- SET PROBLEM -
Extract each line of the records below that contains the word "Animations".

- RECORDS TO USE -
============================================================

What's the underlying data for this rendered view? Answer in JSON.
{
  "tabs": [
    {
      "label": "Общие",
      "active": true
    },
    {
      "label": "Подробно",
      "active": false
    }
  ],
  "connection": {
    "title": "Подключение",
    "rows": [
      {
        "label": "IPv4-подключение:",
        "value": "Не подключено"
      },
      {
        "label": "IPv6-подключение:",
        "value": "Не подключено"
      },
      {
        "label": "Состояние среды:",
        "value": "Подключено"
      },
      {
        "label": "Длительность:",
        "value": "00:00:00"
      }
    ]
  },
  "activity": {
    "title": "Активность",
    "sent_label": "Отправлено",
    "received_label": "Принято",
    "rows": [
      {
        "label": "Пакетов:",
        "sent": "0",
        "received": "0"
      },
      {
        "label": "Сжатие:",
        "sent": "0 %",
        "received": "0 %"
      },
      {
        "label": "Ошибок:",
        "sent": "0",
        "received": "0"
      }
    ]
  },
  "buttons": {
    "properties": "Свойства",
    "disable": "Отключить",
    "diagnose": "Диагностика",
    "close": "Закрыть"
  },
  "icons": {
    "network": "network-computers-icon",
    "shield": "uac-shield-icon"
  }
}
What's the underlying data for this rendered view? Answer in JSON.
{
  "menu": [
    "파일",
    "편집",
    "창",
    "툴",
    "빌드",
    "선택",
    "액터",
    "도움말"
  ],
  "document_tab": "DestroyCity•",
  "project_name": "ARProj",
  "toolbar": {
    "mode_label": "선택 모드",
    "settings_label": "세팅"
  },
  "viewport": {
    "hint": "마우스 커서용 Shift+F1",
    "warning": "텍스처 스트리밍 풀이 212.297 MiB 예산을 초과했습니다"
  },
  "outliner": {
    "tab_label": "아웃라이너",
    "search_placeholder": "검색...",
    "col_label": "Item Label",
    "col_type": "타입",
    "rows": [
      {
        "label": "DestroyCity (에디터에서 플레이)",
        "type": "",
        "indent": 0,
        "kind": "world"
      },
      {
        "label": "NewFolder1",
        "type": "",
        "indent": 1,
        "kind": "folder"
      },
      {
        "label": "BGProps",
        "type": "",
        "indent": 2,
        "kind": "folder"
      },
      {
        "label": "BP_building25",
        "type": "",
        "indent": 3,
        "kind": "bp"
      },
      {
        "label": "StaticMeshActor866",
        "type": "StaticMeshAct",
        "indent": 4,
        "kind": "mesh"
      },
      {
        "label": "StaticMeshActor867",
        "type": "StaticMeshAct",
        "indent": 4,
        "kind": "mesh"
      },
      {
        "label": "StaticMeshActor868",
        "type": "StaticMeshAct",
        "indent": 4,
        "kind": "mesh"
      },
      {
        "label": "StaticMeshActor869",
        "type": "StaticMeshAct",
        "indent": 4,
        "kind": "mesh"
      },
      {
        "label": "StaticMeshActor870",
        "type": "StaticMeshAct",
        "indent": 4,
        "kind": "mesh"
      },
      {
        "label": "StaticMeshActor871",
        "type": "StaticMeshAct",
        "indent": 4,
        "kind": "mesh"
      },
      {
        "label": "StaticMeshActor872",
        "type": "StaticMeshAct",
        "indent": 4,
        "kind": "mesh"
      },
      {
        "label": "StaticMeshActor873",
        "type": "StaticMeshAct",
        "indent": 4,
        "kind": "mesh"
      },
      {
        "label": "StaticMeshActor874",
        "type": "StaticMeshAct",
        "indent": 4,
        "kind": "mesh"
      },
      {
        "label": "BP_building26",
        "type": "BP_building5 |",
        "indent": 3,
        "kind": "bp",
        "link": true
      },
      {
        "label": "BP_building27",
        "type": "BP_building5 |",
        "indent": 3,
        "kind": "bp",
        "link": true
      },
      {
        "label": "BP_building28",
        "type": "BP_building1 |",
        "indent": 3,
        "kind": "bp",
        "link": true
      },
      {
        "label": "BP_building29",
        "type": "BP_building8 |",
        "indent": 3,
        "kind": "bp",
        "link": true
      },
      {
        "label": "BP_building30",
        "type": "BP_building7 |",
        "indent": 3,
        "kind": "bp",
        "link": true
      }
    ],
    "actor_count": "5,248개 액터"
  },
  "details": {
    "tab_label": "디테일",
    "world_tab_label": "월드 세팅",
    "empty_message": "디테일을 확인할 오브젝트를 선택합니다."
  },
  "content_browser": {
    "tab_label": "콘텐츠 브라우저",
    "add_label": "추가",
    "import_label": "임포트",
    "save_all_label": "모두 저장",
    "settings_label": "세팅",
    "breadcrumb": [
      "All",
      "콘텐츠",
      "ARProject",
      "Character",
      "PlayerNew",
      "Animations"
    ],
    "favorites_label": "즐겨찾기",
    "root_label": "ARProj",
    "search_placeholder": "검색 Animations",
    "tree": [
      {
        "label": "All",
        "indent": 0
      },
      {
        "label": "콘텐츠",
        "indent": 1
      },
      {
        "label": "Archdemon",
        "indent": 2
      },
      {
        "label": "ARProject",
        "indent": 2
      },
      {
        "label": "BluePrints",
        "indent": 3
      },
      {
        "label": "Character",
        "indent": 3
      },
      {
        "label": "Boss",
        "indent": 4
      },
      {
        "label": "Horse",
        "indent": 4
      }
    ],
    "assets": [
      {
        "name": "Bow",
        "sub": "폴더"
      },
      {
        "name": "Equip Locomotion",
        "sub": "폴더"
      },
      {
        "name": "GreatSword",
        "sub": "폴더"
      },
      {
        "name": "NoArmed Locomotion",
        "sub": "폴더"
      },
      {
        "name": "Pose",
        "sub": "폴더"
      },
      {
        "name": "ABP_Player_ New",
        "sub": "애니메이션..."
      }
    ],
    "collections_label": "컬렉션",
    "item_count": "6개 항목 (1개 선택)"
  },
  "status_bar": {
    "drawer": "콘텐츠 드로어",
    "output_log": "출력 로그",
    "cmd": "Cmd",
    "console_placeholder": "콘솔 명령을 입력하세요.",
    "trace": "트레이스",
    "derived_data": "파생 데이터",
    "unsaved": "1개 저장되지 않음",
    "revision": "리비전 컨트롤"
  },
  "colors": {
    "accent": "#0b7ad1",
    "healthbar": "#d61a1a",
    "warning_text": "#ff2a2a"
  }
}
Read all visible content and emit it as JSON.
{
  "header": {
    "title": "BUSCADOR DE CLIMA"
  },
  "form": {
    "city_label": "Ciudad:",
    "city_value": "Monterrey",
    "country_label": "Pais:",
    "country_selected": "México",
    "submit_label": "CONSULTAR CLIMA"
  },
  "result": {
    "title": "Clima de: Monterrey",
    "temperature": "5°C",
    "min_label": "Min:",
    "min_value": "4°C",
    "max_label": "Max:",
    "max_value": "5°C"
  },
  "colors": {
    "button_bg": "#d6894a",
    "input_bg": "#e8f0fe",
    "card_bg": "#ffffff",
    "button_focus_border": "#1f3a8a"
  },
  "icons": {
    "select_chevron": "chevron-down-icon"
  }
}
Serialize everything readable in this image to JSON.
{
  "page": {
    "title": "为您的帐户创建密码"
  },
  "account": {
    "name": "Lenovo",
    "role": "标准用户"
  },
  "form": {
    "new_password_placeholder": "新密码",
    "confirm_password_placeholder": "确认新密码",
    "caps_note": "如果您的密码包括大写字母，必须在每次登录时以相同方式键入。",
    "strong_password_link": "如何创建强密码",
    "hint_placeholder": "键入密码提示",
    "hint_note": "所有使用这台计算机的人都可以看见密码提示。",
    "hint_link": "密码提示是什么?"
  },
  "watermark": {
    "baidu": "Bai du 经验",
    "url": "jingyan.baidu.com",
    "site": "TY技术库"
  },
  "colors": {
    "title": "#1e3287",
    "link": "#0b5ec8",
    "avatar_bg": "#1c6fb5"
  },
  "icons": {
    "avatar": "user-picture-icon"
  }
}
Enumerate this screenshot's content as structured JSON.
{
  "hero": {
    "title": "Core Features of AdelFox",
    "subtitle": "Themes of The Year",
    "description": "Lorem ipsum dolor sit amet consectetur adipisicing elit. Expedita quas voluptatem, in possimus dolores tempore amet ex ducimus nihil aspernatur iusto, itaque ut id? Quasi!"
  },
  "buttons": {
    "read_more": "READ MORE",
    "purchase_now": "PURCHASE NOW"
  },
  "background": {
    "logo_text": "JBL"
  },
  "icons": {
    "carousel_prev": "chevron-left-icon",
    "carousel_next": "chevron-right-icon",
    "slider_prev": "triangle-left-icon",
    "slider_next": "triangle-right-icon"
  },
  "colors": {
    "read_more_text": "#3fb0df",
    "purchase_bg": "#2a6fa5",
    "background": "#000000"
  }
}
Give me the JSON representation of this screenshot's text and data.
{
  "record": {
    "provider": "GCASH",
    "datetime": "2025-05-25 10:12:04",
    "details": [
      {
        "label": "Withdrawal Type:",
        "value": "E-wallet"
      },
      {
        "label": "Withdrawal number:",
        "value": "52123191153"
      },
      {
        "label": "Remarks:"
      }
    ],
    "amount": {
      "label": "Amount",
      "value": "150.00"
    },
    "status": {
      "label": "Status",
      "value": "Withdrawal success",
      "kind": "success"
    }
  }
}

============================================================

- OUTPUT OF THE EXERCISE -
      "Animations"
    "search_placeholder": "검색 Animations",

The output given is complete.